(Saved data entries)

>>>

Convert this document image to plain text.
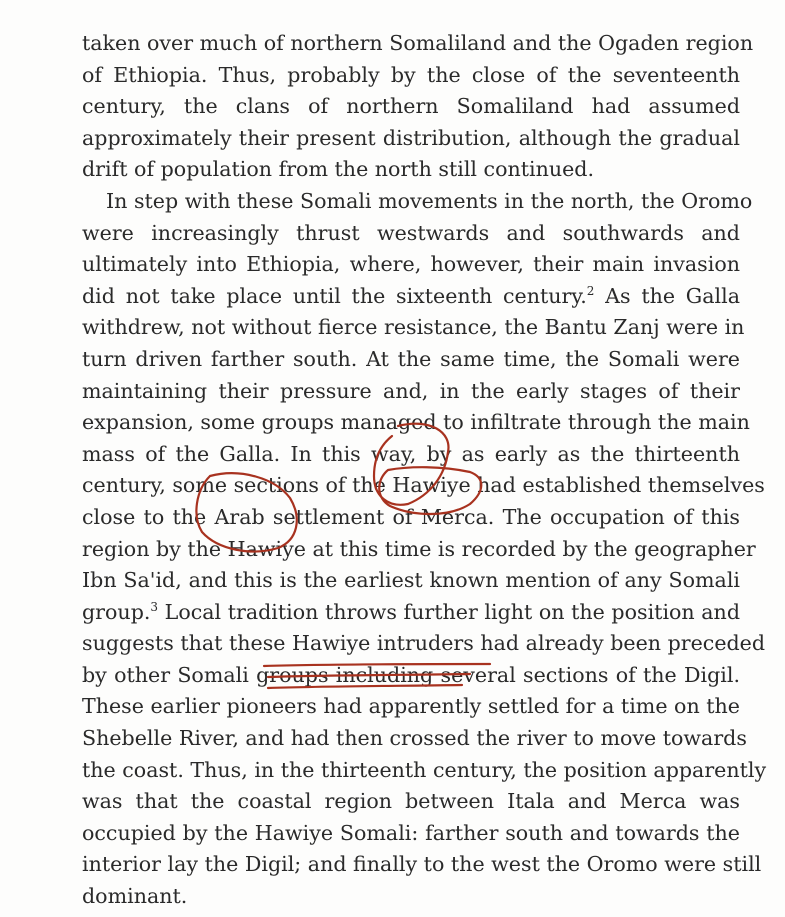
taken over much of northern Somaliland and the Ogaden region
of Ethiopia. Thus, probably by the close of the seventeenth
century, the clans of northern Somaliland had assumed
approximately their present distribution, although the gradual
drift of population from the north still continued.
In step with these Somali movements in the north, the Oromo
were increasingly thrust westwards and southwards and
ultimately into Ethiopia, where, however, their main invasion
did not take place until the sixteenth century.$^2$ As the Galla
withdrew, not without fierce resistance, the Bantu Zanj were in
turn driven farther south. At the same time, the Somali were
maintaining their pressure and, in the early stages of their
expansion, some groups managed to infiltrate through the main
mass of the Galla. In this way, by as early as the thirteenth
century, some sections of the Hawiye had established themselves
close to the Arab settlement of Merca. The occupation of this
region by the Hawiye at this time is recorded by the geographer
Ibn Sa'id, and this is the earliest known mention of any Somali
group.$^3$ Local tradition throws further light on the position and
suggests that these Hawiye intruders had already been preceded
by other Somali groups including several sections of the Digil.
These earlier pioneers had apparently settled for a time on the
Shebelle River, and had then crossed the river to move towards
the coast. Thus, in the thirteenth century, the position apparently
was that the coastal region between Itala and Merca was
occupied by the Hawiye Somali: farther south and towards the
interior lay the Digil; and finally to the west the Oromo were still
dominant.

<<<

> **The task**
Look through the material above. Copy each line where the word "sections" appears.

> **The answer**
century, some sections of the Hawiye had established themselves
by other Somali groups including several sections of the Digil.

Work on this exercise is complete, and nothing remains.